WORK TO COMPLETE.
Look for "Strength" in the listing below. Gather each line that contains it.

--- start ---

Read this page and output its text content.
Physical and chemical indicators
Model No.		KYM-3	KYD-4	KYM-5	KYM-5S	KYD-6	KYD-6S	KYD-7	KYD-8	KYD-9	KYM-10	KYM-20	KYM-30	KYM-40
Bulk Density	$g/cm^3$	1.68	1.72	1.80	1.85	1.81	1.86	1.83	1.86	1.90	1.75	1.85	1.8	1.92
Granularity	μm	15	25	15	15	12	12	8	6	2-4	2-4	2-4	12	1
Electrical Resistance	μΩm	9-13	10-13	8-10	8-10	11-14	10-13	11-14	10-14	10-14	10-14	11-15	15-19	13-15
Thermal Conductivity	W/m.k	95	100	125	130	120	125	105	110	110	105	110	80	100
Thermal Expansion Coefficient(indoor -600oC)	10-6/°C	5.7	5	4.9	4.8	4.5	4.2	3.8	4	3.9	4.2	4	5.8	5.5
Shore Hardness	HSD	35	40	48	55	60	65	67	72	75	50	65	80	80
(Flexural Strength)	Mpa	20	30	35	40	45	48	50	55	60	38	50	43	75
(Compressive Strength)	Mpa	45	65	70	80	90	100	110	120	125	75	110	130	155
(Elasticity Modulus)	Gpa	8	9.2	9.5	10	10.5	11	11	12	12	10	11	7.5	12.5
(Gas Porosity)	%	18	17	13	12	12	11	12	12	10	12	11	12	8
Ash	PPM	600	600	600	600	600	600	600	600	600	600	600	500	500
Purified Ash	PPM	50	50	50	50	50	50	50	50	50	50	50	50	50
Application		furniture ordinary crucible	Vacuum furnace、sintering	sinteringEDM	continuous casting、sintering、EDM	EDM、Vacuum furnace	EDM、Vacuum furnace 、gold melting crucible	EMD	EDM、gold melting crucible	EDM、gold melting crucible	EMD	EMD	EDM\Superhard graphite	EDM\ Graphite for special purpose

--- end ---

EXERCISE SOLUTION.
(Flexural Strength)	Mpa	20	30	35	40	45	48	50	55	60	38	50	43	75
(Compressive Strength)	Mpa	45	65	70	80	90	100	110	120	125	75	110	130	155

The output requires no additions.